■ **IHRE AUFGABEN**
1) Übernehmen Sie aus dem Text über den Betrüger-Einsiedler wortgetreu den Abschnitt von „Der Betrüger-Einsiedler, der“ bis einschließlich „ihm übernatürliche Kräfte.“.
2) Übersetzen Sie den Satz „Er stellte bewaffnete Wächter ein, um seinen Reichtum zu hüten.“ aus dem Text über den Betrüger-Einsiedler ins Englische.

■ **QUELLENAUSZUG**
Der Betrüger-Einsiedler, der alle täuschte
Stellt euch vor: Anfang des 18. Jahrhunderts wütet die Pest in Osteuropa. Die Leute sind am Ende. Da taucht Antoni Jaczewicz auf. Er zieht sich in die Świętokrzyskie-Berge zurück und behauptet, er könne heilen – dank direkter Verbindung zur Jungfrau Maria. Sie lebe quasi bei ihm im Wald und verleihe ihm übernatürliche Kräfte.
Die Menschen kauften es ihm ab. Und schickten Goldmünzen.
Vom Scharlatan zum Räuberfürsten
Aus dem frommen Betrug wurde schnell kriminelles Business. Jaczewicz kassierte nicht mehr nur Spenden von Pilgern. Er stellte bewaffnete Wächter ein, um seinen Reichtum zu hüten. Bald schickte er sie los: Sie überfielen Wanderer und plünderten Gutshöfe reicher Adliger.
In kürzester Zeit stieg er zum Boss einer Verbrecherbande auf. Fast bewundernswert dreist – wenn es nicht so finster wäre.
Festgenommen, entkommen, endgültig gepackt
Die Behörden kamen ihm auf die Schliche, doch er entwischte beim ersten Mal. Beim zweiten Versuch scheiterte das. 1712, nur vier Jahre nach dem Start seiner Operation, landete er lebenslänglich im Knast. Aus und vorbei?

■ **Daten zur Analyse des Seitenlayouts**

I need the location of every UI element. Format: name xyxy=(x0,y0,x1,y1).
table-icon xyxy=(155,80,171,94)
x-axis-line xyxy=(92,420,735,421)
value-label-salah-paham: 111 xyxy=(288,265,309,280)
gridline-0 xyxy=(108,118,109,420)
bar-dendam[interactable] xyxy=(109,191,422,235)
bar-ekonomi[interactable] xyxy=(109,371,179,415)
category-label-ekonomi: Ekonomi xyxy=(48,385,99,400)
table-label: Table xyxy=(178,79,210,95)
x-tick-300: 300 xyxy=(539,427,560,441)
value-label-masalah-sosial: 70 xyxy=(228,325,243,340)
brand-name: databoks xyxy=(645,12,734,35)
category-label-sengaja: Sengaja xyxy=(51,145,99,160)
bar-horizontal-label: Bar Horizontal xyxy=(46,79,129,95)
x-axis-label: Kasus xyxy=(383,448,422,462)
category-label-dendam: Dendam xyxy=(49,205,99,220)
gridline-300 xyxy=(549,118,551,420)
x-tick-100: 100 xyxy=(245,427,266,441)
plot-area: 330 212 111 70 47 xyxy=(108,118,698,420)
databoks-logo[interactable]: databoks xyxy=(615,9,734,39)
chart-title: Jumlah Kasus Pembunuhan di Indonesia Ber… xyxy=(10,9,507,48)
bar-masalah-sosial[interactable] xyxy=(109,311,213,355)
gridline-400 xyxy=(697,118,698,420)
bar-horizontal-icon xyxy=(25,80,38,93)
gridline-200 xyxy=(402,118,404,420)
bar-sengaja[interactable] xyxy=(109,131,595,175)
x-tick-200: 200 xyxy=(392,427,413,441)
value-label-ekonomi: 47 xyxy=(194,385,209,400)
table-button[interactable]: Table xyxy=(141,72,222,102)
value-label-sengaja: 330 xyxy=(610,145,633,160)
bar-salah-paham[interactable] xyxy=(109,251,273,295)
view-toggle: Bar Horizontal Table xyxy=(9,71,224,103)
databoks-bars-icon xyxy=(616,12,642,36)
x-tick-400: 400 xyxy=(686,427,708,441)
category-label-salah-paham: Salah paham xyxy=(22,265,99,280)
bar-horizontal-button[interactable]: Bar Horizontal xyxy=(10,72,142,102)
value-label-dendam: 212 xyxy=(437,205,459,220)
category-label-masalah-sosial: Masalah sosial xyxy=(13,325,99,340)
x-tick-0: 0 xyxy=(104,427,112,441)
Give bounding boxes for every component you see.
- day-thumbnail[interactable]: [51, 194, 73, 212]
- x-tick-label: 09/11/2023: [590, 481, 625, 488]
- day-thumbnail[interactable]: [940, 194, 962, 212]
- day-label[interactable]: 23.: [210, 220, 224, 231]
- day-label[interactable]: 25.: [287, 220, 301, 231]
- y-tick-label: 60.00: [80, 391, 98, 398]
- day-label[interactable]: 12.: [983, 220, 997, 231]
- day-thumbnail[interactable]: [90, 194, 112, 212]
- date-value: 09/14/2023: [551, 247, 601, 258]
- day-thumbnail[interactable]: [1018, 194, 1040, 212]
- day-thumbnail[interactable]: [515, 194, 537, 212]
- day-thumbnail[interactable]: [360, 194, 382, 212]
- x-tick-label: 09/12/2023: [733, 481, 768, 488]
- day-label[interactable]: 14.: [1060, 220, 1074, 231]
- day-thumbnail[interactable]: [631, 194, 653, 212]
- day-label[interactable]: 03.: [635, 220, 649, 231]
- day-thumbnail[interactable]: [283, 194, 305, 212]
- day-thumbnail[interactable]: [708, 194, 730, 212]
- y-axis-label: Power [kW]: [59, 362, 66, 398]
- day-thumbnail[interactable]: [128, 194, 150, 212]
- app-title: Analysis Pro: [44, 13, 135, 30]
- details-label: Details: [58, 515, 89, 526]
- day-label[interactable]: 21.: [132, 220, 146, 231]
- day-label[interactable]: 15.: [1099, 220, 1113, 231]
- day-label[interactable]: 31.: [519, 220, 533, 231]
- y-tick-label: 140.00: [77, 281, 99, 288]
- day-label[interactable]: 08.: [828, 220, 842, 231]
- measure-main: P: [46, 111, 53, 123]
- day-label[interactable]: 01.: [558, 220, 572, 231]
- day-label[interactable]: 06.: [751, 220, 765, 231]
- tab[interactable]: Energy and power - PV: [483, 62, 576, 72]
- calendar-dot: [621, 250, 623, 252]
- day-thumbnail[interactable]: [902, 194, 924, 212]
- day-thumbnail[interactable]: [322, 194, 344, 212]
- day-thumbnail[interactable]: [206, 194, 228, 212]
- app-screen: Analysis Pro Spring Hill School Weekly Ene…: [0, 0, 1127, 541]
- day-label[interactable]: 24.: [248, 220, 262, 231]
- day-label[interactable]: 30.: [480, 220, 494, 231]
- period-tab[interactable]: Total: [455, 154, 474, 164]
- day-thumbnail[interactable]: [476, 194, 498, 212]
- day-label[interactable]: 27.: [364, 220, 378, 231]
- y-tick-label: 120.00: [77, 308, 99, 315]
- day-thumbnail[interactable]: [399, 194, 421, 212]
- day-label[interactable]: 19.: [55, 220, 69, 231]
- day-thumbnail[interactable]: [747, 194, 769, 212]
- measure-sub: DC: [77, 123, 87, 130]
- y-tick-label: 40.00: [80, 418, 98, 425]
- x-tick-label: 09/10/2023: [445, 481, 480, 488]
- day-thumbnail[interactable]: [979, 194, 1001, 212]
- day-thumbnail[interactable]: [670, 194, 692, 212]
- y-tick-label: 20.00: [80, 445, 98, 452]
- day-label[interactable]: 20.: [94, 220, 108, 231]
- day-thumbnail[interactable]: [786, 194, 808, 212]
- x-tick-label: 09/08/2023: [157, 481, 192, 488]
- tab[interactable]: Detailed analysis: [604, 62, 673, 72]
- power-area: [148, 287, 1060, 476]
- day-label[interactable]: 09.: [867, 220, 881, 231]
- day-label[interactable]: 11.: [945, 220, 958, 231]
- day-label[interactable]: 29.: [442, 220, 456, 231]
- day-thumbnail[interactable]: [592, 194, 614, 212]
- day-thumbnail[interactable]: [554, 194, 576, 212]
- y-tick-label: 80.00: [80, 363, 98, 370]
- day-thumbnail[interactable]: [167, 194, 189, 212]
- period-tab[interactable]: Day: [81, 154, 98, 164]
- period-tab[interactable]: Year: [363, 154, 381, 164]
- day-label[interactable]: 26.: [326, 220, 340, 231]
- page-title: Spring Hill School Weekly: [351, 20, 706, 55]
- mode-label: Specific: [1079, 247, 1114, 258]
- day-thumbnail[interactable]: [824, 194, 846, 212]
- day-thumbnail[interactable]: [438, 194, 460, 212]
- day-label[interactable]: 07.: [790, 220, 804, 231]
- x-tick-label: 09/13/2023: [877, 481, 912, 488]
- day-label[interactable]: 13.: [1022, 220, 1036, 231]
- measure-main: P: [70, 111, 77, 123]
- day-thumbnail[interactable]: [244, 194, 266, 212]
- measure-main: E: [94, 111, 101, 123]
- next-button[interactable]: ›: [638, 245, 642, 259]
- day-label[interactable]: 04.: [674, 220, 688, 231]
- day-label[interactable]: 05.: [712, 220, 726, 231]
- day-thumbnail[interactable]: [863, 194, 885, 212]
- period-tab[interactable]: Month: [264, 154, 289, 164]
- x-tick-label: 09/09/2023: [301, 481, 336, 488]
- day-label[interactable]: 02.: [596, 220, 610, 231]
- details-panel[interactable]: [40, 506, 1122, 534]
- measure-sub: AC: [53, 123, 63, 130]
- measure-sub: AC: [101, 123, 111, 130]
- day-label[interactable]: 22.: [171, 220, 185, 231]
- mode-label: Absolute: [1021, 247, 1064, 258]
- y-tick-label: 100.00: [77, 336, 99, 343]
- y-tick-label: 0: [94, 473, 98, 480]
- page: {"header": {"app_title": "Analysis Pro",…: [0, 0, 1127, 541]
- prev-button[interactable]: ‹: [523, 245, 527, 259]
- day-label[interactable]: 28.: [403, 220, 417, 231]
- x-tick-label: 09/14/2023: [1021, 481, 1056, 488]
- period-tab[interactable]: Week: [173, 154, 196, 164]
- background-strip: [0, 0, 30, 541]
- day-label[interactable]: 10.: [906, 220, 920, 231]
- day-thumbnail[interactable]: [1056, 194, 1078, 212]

■ **LÖSUNGEN**
1)
Der Betrüger-Einsiedler, der alle täuschte
Stellt euch vor: Anfang des 18. Jahrhunderts wütet die Pest in Osteuropa. Die Leute sind am Ende. Da taucht Antoni Jaczewicz auf. Er zieht sich in die Świętokrzyskie-Berge zurück und behauptet, er könne heilen – dank direkter Verbindung zur Jungfrau Maria. Sie lebe quasi bei ihm im Wald und verleihe ihm übernatürliche Kräfte.

2) He hired armed guards to protect his wealth.